Your goal:
Keep the wording of each record exactly the same when you repeat it, and leave out pictures.

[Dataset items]
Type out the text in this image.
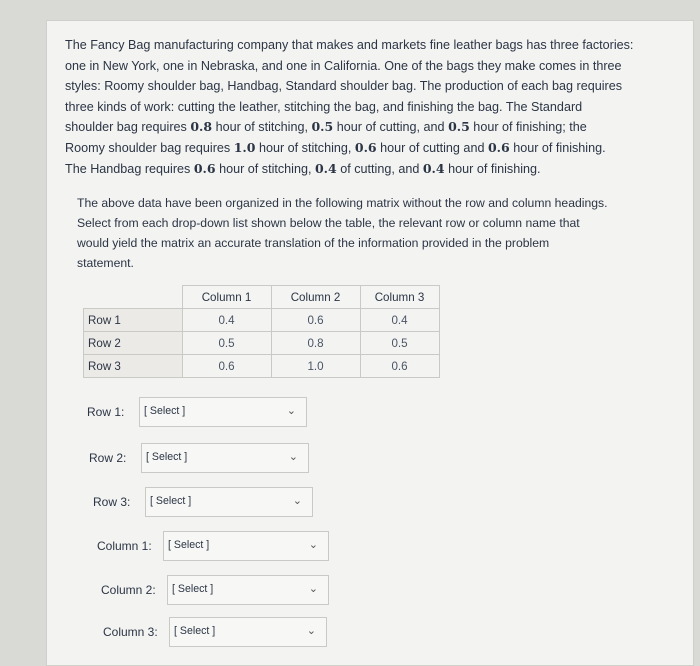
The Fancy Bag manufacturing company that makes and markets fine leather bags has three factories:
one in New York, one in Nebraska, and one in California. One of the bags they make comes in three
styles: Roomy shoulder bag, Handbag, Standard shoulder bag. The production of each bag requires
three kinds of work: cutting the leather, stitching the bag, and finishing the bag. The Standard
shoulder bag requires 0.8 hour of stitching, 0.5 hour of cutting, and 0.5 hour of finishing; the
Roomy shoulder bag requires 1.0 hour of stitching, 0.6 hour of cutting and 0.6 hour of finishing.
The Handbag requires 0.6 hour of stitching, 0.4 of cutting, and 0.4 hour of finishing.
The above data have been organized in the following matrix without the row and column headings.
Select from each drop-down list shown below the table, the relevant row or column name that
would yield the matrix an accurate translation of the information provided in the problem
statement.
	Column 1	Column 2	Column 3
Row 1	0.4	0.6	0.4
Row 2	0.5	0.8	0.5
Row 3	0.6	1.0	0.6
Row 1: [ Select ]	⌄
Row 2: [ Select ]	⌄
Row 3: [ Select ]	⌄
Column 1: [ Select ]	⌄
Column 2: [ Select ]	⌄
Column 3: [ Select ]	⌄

Result for this exercise:
Type out the text in this image.
The Fancy Bag manufacturing company that makes and markets fine leather bags has three factories:
one in New York, one in Nebraska, and one in California. One of the bags they make comes in three
styles: Roomy shoulder bag, Handbag, Standard shoulder bag. The production of each bag requires
three kinds of work: cutting the leather, stitching the bag, and finishing the bag. The Standard
shoulder bag requires 0.8 hour of stitching, 0.5 hour of cutting, and 0.5 hour of finishing; the
Roomy shoulder bag requires 1.0 hour of stitching, 0.6 hour of cutting and 0.6 hour of finishing.
The Handbag requires 0.6 hour of stitching, 0.4 of cutting, and 0.4 hour of finishing.
The above data have been organized in the following matrix without the row and column headings.
Select from each drop-down list shown below the table, the relevant row or column name that
would yield the matrix an accurate translation of the information provided in the problem
statement.
	Column 1	Column 2	Column 3
Row 1	0.4	0.6	0.4
Row 2	0.5	0.8	0.5
Row 3	0.6	1.0	0.6
Row 1: [ Select ]	⌄
Row 2: [ Select ]	⌄
Row 3: [ Select ]	⌄
Column 1: [ Select ]	⌄
Column 2: [ Select ]	⌄
Column 3: [ Select ]	⌄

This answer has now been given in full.